◆ LISTING ◆
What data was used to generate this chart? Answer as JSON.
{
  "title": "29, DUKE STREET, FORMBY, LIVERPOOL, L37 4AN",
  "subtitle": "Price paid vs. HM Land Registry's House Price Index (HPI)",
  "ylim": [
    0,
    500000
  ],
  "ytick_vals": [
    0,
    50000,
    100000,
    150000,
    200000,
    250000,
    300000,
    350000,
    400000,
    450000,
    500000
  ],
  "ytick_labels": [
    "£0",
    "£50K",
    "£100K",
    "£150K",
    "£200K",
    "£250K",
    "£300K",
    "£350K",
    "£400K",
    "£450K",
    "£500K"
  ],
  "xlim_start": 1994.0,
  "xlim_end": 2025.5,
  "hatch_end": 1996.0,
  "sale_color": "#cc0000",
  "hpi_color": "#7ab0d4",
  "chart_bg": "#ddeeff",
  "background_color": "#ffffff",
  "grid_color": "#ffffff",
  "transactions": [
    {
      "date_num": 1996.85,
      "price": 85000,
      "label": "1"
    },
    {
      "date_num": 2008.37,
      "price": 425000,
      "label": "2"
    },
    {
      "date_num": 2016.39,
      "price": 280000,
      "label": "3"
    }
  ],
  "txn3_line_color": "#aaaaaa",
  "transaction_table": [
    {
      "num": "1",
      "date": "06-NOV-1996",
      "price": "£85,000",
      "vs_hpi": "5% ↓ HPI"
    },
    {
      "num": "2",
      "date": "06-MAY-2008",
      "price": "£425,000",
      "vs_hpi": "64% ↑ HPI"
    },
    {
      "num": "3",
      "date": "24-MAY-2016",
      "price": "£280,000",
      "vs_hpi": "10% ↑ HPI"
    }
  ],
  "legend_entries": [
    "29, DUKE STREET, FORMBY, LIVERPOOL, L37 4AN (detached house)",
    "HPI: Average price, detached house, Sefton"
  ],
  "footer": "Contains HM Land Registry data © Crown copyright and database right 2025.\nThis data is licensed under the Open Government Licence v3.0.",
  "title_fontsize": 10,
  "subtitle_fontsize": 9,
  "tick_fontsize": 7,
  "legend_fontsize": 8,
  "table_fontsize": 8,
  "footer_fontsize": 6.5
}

◆ DIRECTION ◆
Show the lines of the records that include the string "data".

◆ RESULT FOR THIS TASK ◆
What data was used to generate this chart? Answer as JSON.
  "footer": "Contains HM Land Registry data © Crown copyright and database right 2025.\nThis data is licensed under the Open Government Licence v3.0.",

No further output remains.